→ **JOB**
Give the listing again in full, exactly as written.

→ **GIVEN RECORDS**

· · ·

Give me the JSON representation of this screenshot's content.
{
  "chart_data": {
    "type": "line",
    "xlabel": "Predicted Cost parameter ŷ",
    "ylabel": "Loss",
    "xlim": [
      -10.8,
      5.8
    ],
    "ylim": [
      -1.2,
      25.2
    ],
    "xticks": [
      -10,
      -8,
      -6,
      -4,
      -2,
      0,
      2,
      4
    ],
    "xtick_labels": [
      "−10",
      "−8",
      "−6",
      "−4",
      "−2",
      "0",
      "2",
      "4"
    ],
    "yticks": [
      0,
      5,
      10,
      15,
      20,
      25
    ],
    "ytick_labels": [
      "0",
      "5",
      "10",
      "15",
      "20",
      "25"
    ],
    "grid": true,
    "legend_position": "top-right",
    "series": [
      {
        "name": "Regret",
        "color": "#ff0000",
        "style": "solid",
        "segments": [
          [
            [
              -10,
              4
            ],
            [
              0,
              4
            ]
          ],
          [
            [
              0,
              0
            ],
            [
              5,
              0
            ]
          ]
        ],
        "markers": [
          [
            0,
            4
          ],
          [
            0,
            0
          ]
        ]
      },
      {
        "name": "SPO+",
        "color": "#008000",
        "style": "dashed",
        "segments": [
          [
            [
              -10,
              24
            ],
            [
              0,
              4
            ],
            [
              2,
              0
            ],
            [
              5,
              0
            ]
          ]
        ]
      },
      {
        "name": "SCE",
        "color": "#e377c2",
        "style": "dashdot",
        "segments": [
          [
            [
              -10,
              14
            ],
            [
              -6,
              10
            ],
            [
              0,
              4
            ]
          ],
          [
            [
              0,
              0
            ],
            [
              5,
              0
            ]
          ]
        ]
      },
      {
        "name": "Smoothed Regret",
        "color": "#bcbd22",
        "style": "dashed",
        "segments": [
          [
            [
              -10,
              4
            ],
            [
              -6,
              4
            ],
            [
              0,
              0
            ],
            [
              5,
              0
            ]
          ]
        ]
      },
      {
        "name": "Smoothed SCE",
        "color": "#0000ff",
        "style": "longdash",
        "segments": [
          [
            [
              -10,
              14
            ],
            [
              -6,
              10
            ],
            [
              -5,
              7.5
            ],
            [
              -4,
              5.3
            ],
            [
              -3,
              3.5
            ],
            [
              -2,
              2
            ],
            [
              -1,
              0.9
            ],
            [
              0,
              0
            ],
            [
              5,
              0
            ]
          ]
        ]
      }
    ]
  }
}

· · ·

→ **ANSWER TO THE PROBLEM**
Give me the JSON representation of this screenshot's content.
{
  "chart_data": {
    "type": "line",
    "xlabel": "Predicted Cost parameter ŷ",
    "ylabel": "Loss",
    "xlim": [
      -10.8,
      5.8
    ],
    "ylim": [
      -1.2,
      25.2
    ],
    "xticks": [
      -10,
      -8,
      -6,
      -4,
      -2,
      0,
      2,
      4
    ],
    "xtick_labels": [
      "−10",
      "−8",
      "−6",
      "−4",
      "−2",
      "0",
      "2",
      "4"
    ],
    "yticks": [
      0,
      5,
      10,
      15,
      20,
      25
    ],
    "ytick_labels": [
      "0",
      "5",
      "10",
      "15",
      "20",
      "25"
    ],
    "grid": true,
    "legend_position": "top-right",
    "series": [
      {
        "name": "Regret",
        "color": "#ff0000",
        "style": "solid",
        "segments": [
          [
            [
              -10,
              4
            ],
            [
              0,
              4
            ]
          ],
          [
            [
              0,
              0
            ],
            [
              5,
              0
            ]
          ]
        ],
        "markers": [
          [
            0,
            4
          ],
          [
            0,
            0
          ]
        ]
      },
      {
        "name": "SPO+",
        "color": "#008000",
        "style": "dashed",
        "segments": [
          [
            [
              -10,
              24
            ],
            [
              0,
              4
            ],
            [
              2,
              0
            ],
            [
              5,
              0
            ]
          ]
        ]
      },
      {
        "name": "SCE",
        "color": "#e377c2",
        "style": "dashdot",
        "segments": [
          [
            [
              -10,
              14
            ],
            [
              -6,
              10
            ],
            [
              0,
              4
            ]
          ],
          [
            [
              0,
              0
            ],
            [
              5,
              0
            ]
          ]
        ]
      },
      {
        "name": "Smoothed Regret",
        "color": "#bcbd22",
        "style": "dashed",
        "segments": [
          [
            [
              -10,
              4
            ],
            [
              -6,
              4
            ],
            [
              0,
              0
            ],
            [
              5,
              0
            ]
          ]
        ]
      },
      {
        "name": "Smoothed SCE",
        "color": "#0000ff",
        "style": "longdash",
        "segments": [
          [
            [
              -10,
              14
            ],
            [
              -6,
              10
            ],
            [
              -5,
              7.5
            ],
            [
              -4,
              5.3
            ],
            [
              -3,
              3.5
            ],
            [
              -2,
              2
            ],
            [
              -1,
              0.9
            ],
            [
              0,
              0
            ],
            [
              5,
              0
            ]
          ]
        ]
      }
    ]
  }
}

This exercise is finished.